§ PROBLEM REQUIREMENTS:
Copy every line of the listing exactly.

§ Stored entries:
##############################

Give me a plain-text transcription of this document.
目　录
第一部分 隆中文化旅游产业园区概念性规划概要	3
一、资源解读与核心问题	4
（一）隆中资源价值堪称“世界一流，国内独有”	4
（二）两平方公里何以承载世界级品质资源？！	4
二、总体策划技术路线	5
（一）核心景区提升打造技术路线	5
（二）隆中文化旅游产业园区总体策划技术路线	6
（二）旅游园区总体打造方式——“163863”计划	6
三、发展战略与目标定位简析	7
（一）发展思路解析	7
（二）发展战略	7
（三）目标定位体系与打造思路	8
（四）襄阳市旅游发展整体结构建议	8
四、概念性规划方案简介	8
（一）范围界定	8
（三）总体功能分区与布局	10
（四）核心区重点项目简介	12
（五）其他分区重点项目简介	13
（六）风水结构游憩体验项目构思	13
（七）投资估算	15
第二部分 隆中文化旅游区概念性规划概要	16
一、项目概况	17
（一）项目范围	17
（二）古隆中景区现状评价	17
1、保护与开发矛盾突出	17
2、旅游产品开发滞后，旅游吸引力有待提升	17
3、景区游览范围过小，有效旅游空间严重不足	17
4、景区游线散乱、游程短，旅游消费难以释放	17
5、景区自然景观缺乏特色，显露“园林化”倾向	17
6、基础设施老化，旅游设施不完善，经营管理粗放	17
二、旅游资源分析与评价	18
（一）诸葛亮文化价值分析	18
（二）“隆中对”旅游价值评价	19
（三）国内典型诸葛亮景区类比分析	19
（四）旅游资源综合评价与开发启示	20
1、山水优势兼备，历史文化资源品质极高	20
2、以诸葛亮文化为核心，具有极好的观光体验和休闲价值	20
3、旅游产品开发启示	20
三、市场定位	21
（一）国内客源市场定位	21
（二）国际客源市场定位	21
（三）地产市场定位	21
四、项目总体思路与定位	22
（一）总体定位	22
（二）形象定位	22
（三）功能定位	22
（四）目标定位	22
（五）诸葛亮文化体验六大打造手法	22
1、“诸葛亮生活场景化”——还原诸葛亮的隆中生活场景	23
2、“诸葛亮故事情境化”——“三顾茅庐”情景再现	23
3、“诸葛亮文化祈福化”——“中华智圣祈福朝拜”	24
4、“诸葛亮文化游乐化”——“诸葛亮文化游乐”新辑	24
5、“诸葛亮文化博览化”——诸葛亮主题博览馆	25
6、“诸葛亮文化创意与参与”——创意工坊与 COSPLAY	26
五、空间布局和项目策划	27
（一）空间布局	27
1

##############################

§ RESULT OF THE TASK:
Give me a plain-text transcription of this document.
目　录
第一部分 隆中文化旅游产业园区概念性规划概要	3
一、资源解读与核心问题	4
（一）隆中资源价值堪称“世界一流，国内独有”	4
（二）两平方公里何以承载世界级品质资源？！	4
二、总体策划技术路线	5
（一）核心景区提升打造技术路线	5
（二）隆中文化旅游产业园区总体策划技术路线	6
（二）旅游园区总体打造方式——“163863”计划	6
三、发展战略与目标定位简析	7
（一）发展思路解析	7
（二）发展战略	7
（三）目标定位体系与打造思路	8
（四）襄阳市旅游发展整体结构建议	8
四、概念性规划方案简介	8
（一）范围界定	8
（三）总体功能分区与布局	10
（四）核心区重点项目简介	12
（五）其他分区重点项目简介	13
（六）风水结构游憩体验项目构思	13
（七）投资估算	15
第二部分 隆中文化旅游区概念性规划概要	16
一、项目概况	17
（一）项目范围	17
（二）古隆中景区现状评价	17
1、保护与开发矛盾突出	17
2、旅游产品开发滞后，旅游吸引力有待提升	17
3、景区游览范围过小，有效旅游空间严重不足	17
4、景区游线散乱、游程短，旅游消费难以释放	17
5、景区自然景观缺乏特色，显露“园林化”倾向	17
6、基础设施老化，旅游设施不完善，经营管理粗放	17
二、旅游资源分析与评价	18
（一）诸葛亮文化价值分析	18
（二）“隆中对”旅游价值评价	19
（三）国内典型诸葛亮景区类比分析	19
（四）旅游资源综合评价与开发启示	20
1、山水优势兼备，历史文化资源品质极高	20
2、以诸葛亮文化为核心，具有极好的观光体验和休闲价值	20
3、旅游产品开发启示	20
三、市场定位	21
（一）国内客源市场定位	21
（二）国际客源市场定位	21
（三）地产市场定位	21
四、项目总体思路与定位	22
（一）总体定位	22
（二）形象定位	22
（三）功能定位	22
（四）目标定位	22
（五）诸葛亮文化体验六大打造手法	22
1、“诸葛亮生活场景化”——还原诸葛亮的隆中生活场景	23
2、“诸葛亮故事情境化”——“三顾茅庐”情景再现	23
3、“诸葛亮文化祈福化”——“中华智圣祈福朝拜”	24
4、“诸葛亮文化游乐化”——“诸葛亮文化游乐”新辑	24
5、“诸葛亮文化博览化”——诸葛亮主题博览馆	25
6、“诸葛亮文化创意与参与”——创意工坊与 COSPLAY	26
五、空间布局和项目策划	27
（一）空间布局	27
1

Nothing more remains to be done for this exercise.